--- Input records ---
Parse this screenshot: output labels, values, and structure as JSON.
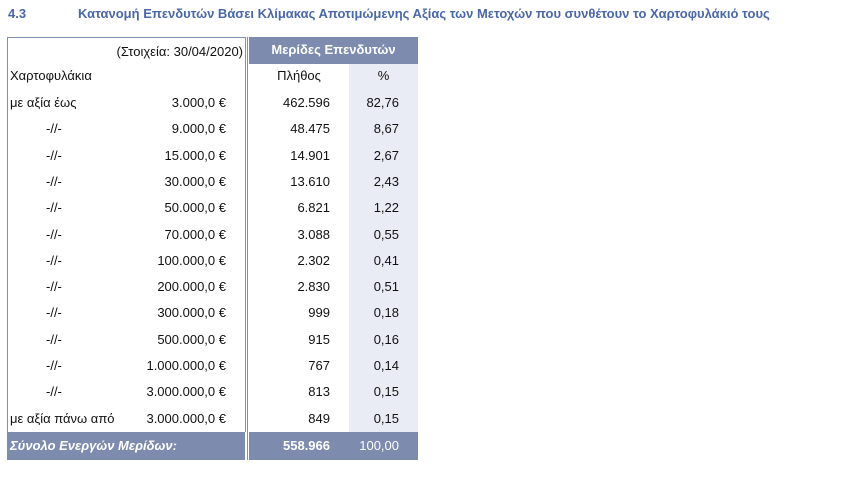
{
  "header": {
    "number": "4.3",
    "title": "Κατανομή Επενδυτών Βάσει Κλίμακας Αποτιμώμενης Αξίας των Μετοχών που συνθέτουν το Χαρτοφυλάκιό τους"
  },
  "table": {
    "note": "(Στοιχεία: 30/04/2020)",
    "group_header": "Μερίδες Επενδυτών",
    "row_header": "Χαρτοφυλάκια",
    "columns": [
      "Πλήθος",
      "%"
    ],
    "rows": [
      [
        "με αξία έως",
        "3.000,0 €",
        "462.596",
        "82,76"
      ],
      [
        "-//-",
        "9.000,0 €",
        "48.475",
        "8,67"
      ],
      [
        "-//-",
        "15.000,0 €",
        "14.901",
        "2,67"
      ],
      [
        "-//-",
        "30.000,0 €",
        "13.610",
        "2,43"
      ],
      [
        "-//-",
        "50.000,0 €",
        "6.821",
        "1,22"
      ],
      [
        "-//-",
        "70.000,0 €",
        "3.088",
        "0,55"
      ],
      [
        "-//-",
        "100.000,0 €",
        "2.302",
        "0,41"
      ],
      [
        "-//-",
        "200.000,0 €",
        "2.830",
        "0,51"
      ],
      [
        "-//-",
        "300.000,0 €",
        "999",
        "0,18"
      ],
      [
        "-//-",
        "500.000,0 €",
        "915",
        "0,16"
      ],
      [
        "-//-",
        "1.000.000,0 €",
        "767",
        "0,14"
      ],
      [
        "-//-",
        "3.000.000,0 €",
        "813",
        "0,15"
      ],
      [
        "με αξία πάνω από",
        "3.000.000,0 €",
        "849",
        "0,15"
      ]
    ],
    "total": [
      "Σύνολο Ενεργών Μερίδων:",
      "558.966",
      "100,00"
    ]
  }
}
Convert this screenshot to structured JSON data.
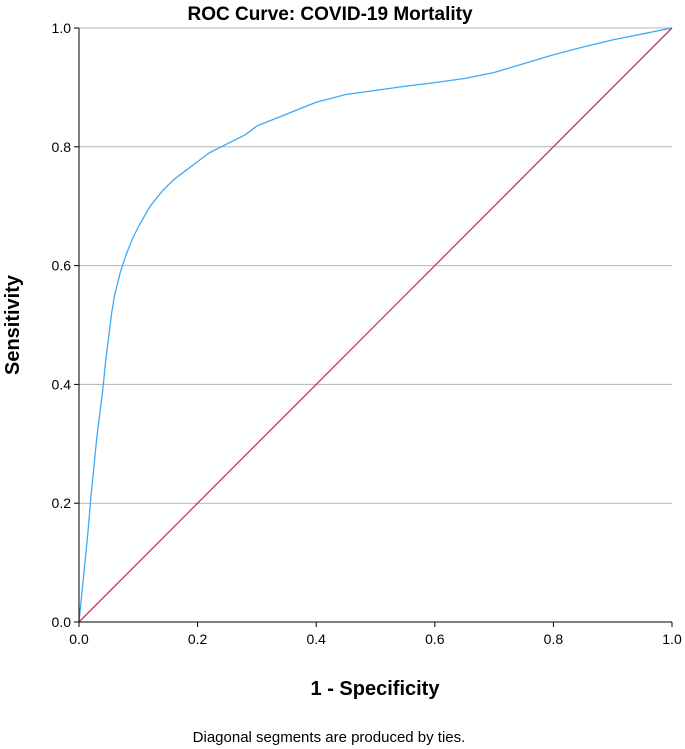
{
  "chart_data": {
    "type": "line",
    "title": "ROC Curve: COVID-19 Mortality",
    "xlabel": "1 - Specificity",
    "ylabel": "Sensitivity",
    "footnote": "Diagonal segments are produced by ties.",
    "xlim": [
      0,
      1
    ],
    "ylim": [
      0,
      1
    ],
    "xticks": [
      "0.0",
      "0.2",
      "0.4",
      "0.6",
      "0.8",
      "1.0"
    ],
    "yticks": [
      "0.0",
      "0.2",
      "0.4",
      "0.6",
      "0.8",
      "1.0"
    ],
    "grid": "horizontal",
    "series": [
      {
        "color": "#3fa9f5",
        "x": [
          0,
          0.005,
          0.01,
          0.015,
          0.02,
          0.025,
          0.03,
          0.035,
          0.04,
          0.045,
          0.05,
          0.055,
          0.06,
          0.07,
          0.08,
          0.09,
          0.1,
          0.12,
          0.14,
          0.16,
          0.18,
          0.2,
          0.22,
          0.25,
          0.28,
          0.3,
          0.35,
          0.4,
          0.45,
          0.5,
          0.55,
          0.6,
          0.65,
          0.7,
          0.75,
          0.8,
          0.85,
          0.9,
          0.95,
          1.0
        ],
        "y": [
          0,
          0.05,
          0.1,
          0.15,
          0.21,
          0.26,
          0.31,
          0.35,
          0.39,
          0.44,
          0.48,
          0.52,
          0.55,
          0.59,
          0.62,
          0.645,
          0.665,
          0.7,
          0.725,
          0.745,
          0.76,
          0.775,
          0.79,
          0.805,
          0.82,
          0.835,
          0.855,
          0.875,
          0.888,
          0.895,
          0.902,
          0.908,
          0.915,
          0.925,
          0.94,
          0.955,
          0.968,
          0.98,
          0.99,
          1.0
        ]
      },
      {
        "color": "#c0395a",
        "x": [
          0,
          1
        ],
        "y": [
          0,
          1
        ]
      }
    ]
  }
}
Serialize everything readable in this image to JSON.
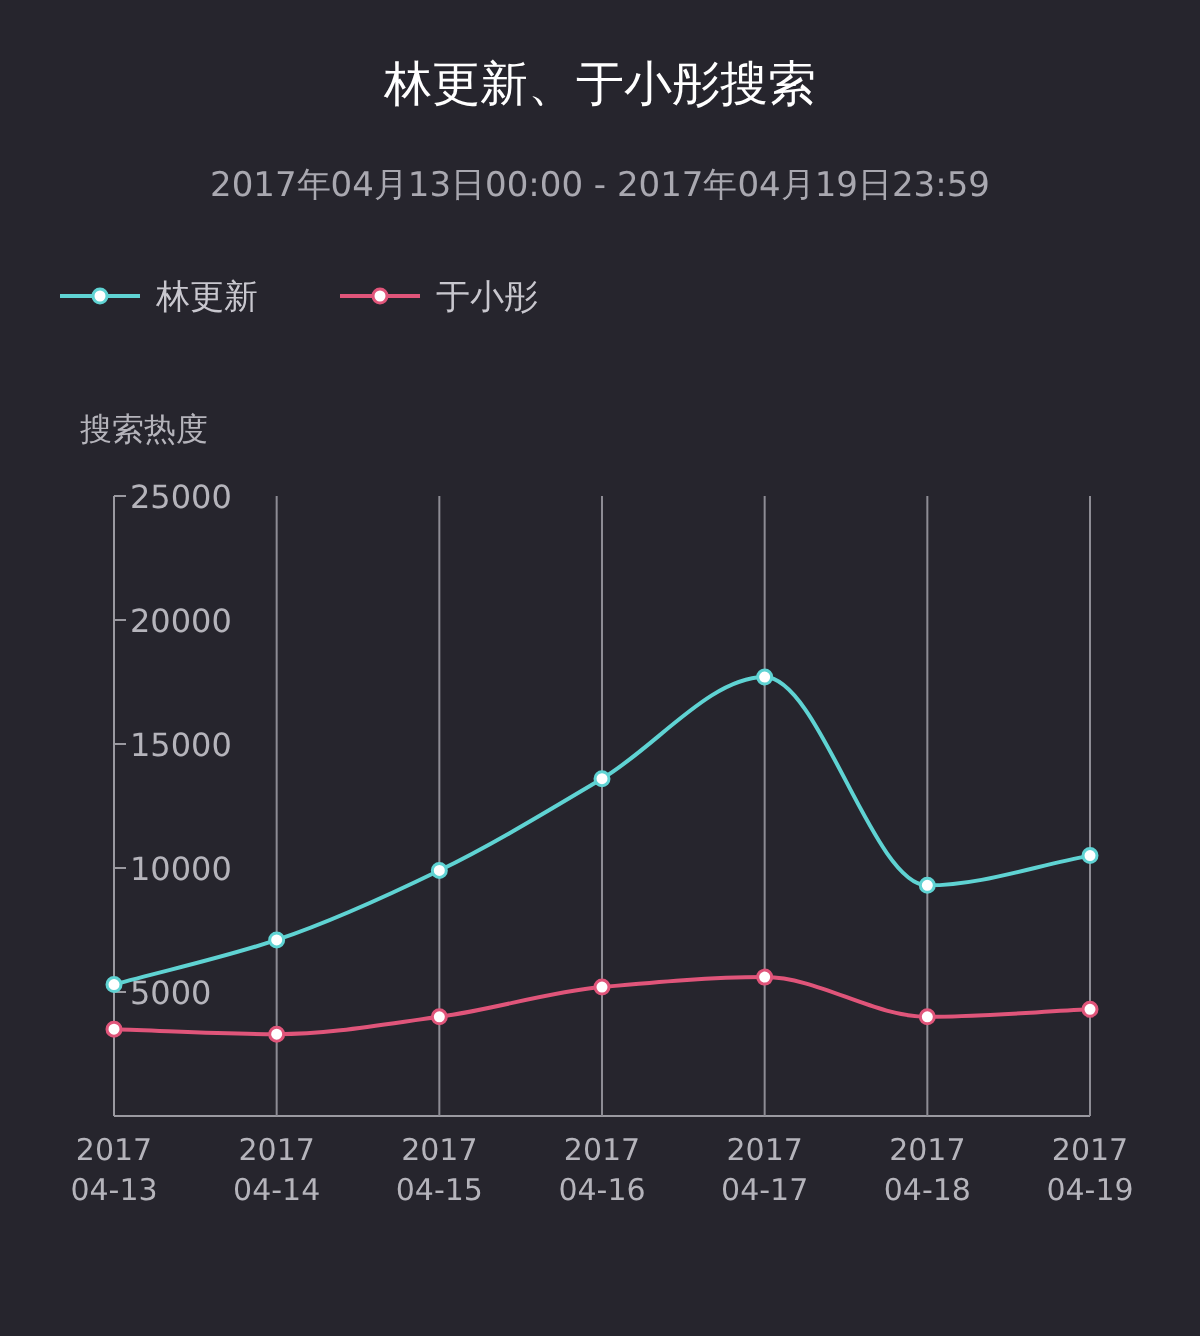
{
  "chart_data": {
    "type": "line",
    "title": "林更新、于小彤搜索",
    "subtitle": "2017年04月13日00:00 - 2017年04月19日23:59",
    "ylabel": "搜索热度",
    "categories": [
      "2017\n04-13",
      "2017\n04-14",
      "2017\n04-15",
      "2017\n04-16",
      "2017\n04-17",
      "2017\n04-18",
      "2017\n04-19"
    ],
    "series": [
      {
        "name": "林更新",
        "color": "#5fd3d3",
        "values": [
          5300,
          7100,
          9900,
          13600,
          17700,
          9300,
          10500
        ]
      },
      {
        "name": "于小彤",
        "color": "#e0557a",
        "values": [
          3500,
          3300,
          4000,
          5200,
          5600,
          4000,
          4300
        ]
      }
    ],
    "ylim": [
      0,
      25000
    ],
    "yticks": [
      5000,
      10000,
      15000,
      20000,
      25000
    ],
    "grid": "x",
    "legend": "top left",
    "marker": "circle",
    "line_style": "solid"
  }
}
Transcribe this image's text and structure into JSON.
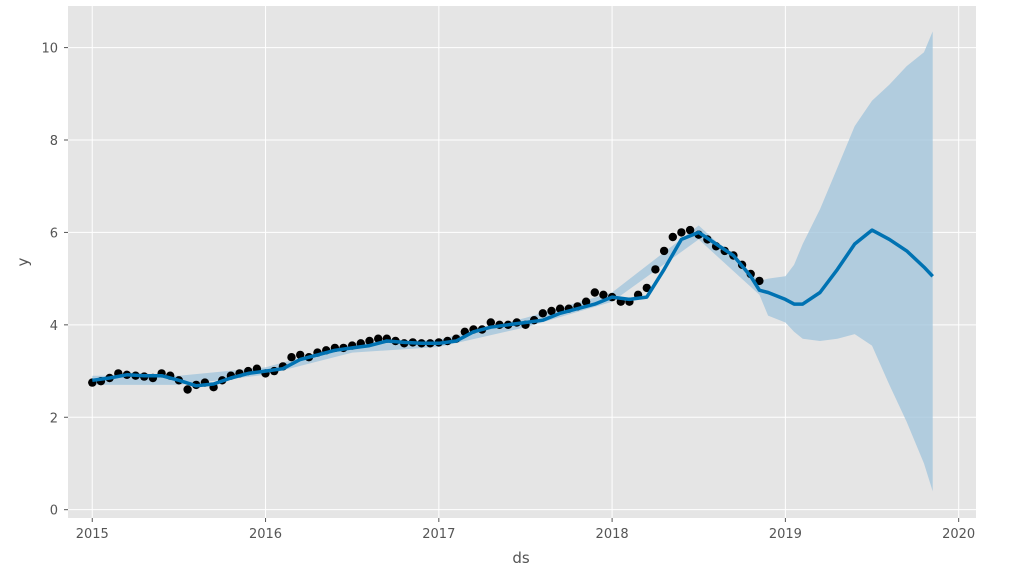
{
  "chart_data": {
    "type": "line",
    "title": "",
    "xlabel": "ds",
    "ylabel": "y",
    "xlim": [
      2014.86,
      2020.1
    ],
    "ylim": [
      -0.18,
      10.9
    ],
    "x_ticks": [
      2015,
      2016,
      2017,
      2018,
      2019,
      2020
    ],
    "x_tick_labels": [
      "2015",
      "2016",
      "2017",
      "2018",
      "2019",
      "2020"
    ],
    "y_ticks": [
      0,
      2,
      4,
      6,
      8,
      10
    ],
    "y_tick_labels": [
      "0",
      "2",
      "4",
      "6",
      "8",
      "10"
    ],
    "grid": true,
    "legend": "none",
    "colors": {
      "plot_background": "#e5e5e5",
      "grid": "#ffffff",
      "observed": "#000000",
      "forecast": "#0072b2",
      "interval": "#9fc3db"
    },
    "series": [
      {
        "role": "observed",
        "kind": "scatter",
        "x": [
          2015.0,
          2015.05,
          2015.1,
          2015.15,
          2015.2,
          2015.25,
          2015.3,
          2015.35,
          2015.4,
          2015.45,
          2015.5,
          2015.55,
          2015.6,
          2015.65,
          2015.7,
          2015.75,
          2015.8,
          2015.85,
          2015.9,
          2015.95,
          2016.0,
          2016.05,
          2016.1,
          2016.15,
          2016.2,
          2016.25,
          2016.3,
          2016.35,
          2016.4,
          2016.45,
          2016.5,
          2016.55,
          2016.6,
          2016.65,
          2016.7,
          2016.75,
          2016.8,
          2016.85,
          2016.9,
          2016.95,
          2017.0,
          2017.05,
          2017.1,
          2017.15,
          2017.2,
          2017.25,
          2017.3,
          2017.35,
          2017.4,
          2017.45,
          2017.5,
          2017.55,
          2017.6,
          2017.65,
          2017.7,
          2017.75,
          2017.8,
          2017.85,
          2017.9,
          2017.95,
          2018.0,
          2018.05,
          2018.1,
          2018.15,
          2018.2,
          2018.25,
          2018.3,
          2018.35,
          2018.4,
          2018.45,
          2018.5,
          2018.55,
          2018.6,
          2018.65,
          2018.7,
          2018.75,
          2018.8,
          2018.85
        ],
        "y": [
          2.75,
          2.78,
          2.85,
          2.95,
          2.92,
          2.9,
          2.88,
          2.85,
          2.95,
          2.9,
          2.8,
          2.6,
          2.7,
          2.75,
          2.65,
          2.8,
          2.9,
          2.95,
          3.0,
          3.05,
          2.95,
          3.0,
          3.1,
          3.3,
          3.35,
          3.3,
          3.4,
          3.45,
          3.5,
          3.5,
          3.55,
          3.6,
          3.65,
          3.7,
          3.7,
          3.65,
          3.6,
          3.62,
          3.6,
          3.6,
          3.62,
          3.65,
          3.7,
          3.85,
          3.9,
          3.9,
          4.05,
          4.0,
          4.0,
          4.05,
          4.0,
          4.1,
          4.25,
          4.3,
          4.35,
          4.35,
          4.4,
          4.5,
          4.7,
          4.65,
          4.6,
          4.5,
          4.5,
          4.65,
          4.8,
          5.2,
          5.6,
          5.9,
          6.0,
          6.05,
          5.95,
          5.85,
          5.7,
          5.6,
          5.5,
          5.3,
          5.1,
          4.95
        ]
      },
      {
        "role": "yhat",
        "kind": "line",
        "x": [
          2015.0,
          2015.1,
          2015.2,
          2015.3,
          2015.4,
          2015.5,
          2015.6,
          2015.7,
          2015.8,
          2015.9,
          2016.0,
          2016.1,
          2016.2,
          2016.3,
          2016.4,
          2016.5,
          2016.6,
          2016.7,
          2016.8,
          2016.9,
          2017.0,
          2017.1,
          2017.2,
          2017.3,
          2017.4,
          2017.5,
          2017.6,
          2017.7,
          2017.8,
          2017.9,
          2018.0,
          2018.1,
          2018.2,
          2018.3,
          2018.4,
          2018.5,
          2018.6,
          2018.7,
          2018.8,
          2018.85,
          2018.9,
          2019.0,
          2019.05,
          2019.1,
          2019.2,
          2019.3,
          2019.4,
          2019.5,
          2019.6,
          2019.7,
          2019.8,
          2019.85
        ],
        "y": [
          2.8,
          2.85,
          2.92,
          2.9,
          2.9,
          2.8,
          2.68,
          2.72,
          2.85,
          2.95,
          3.0,
          3.05,
          3.25,
          3.35,
          3.45,
          3.5,
          3.55,
          3.65,
          3.62,
          3.6,
          3.6,
          3.65,
          3.85,
          3.95,
          4.0,
          4.05,
          4.1,
          4.25,
          4.35,
          4.45,
          4.6,
          4.55,
          4.6,
          5.2,
          5.85,
          6.0,
          5.75,
          5.5,
          5.05,
          4.75,
          4.7,
          4.55,
          4.45,
          4.45,
          4.7,
          5.2,
          5.75,
          6.05,
          5.85,
          5.6,
          5.25,
          5.05
        ]
      },
      {
        "role": "interval",
        "kind": "area",
        "x": [
          2015.0,
          2015.5,
          2016.0,
          2016.5,
          2017.0,
          2017.5,
          2018.0,
          2018.5,
          2018.85,
          2018.9,
          2019.0,
          2019.05,
          2019.1,
          2019.2,
          2019.3,
          2019.4,
          2019.5,
          2019.6,
          2019.7,
          2019.8,
          2019.85
        ],
        "lower": [
          2.7,
          2.7,
          2.92,
          3.4,
          3.52,
          3.95,
          4.5,
          5.85,
          4.65,
          4.2,
          4.05,
          3.85,
          3.7,
          3.65,
          3.7,
          3.8,
          3.55,
          2.7,
          1.9,
          1.0,
          0.4
        ],
        "upper": [
          2.9,
          2.9,
          3.08,
          3.6,
          3.68,
          4.15,
          4.7,
          6.15,
          4.95,
          5.0,
          5.05,
          5.3,
          5.75,
          6.5,
          7.4,
          8.3,
          8.85,
          9.2,
          9.6,
          9.9,
          10.35
        ]
      }
    ]
  }
}
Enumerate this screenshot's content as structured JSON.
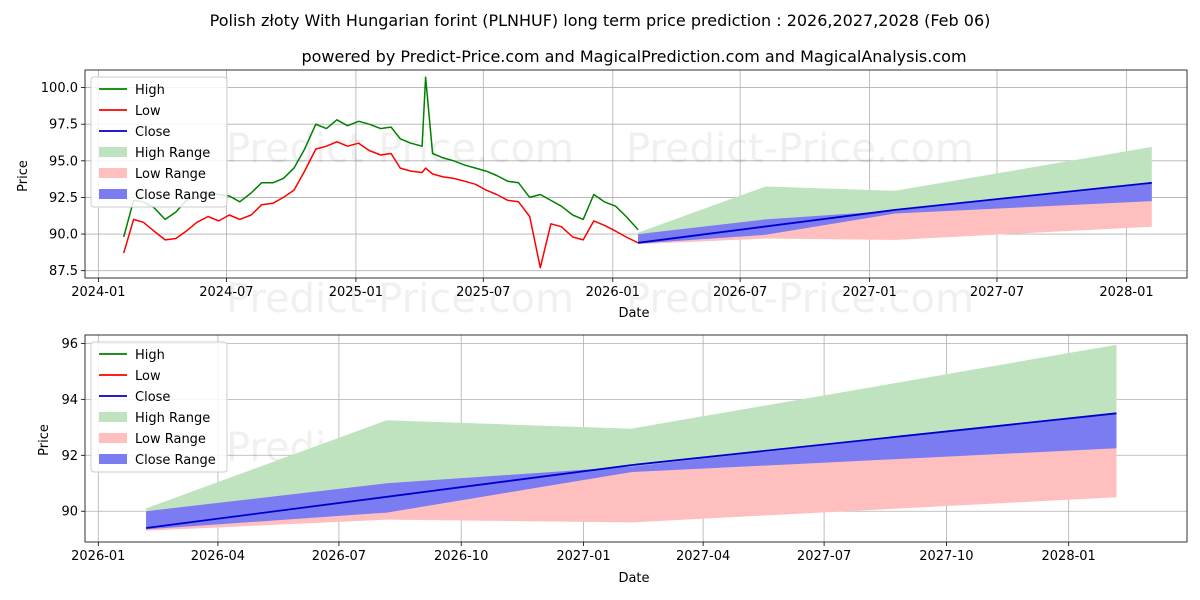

--- Description of the task ---
Pull every line containing "ylabel" from the material above.

--- Exercise output ---
    "ylabel": "Sensitivity",
    "ylabel": "搜索热度",
    "ylabel": "y",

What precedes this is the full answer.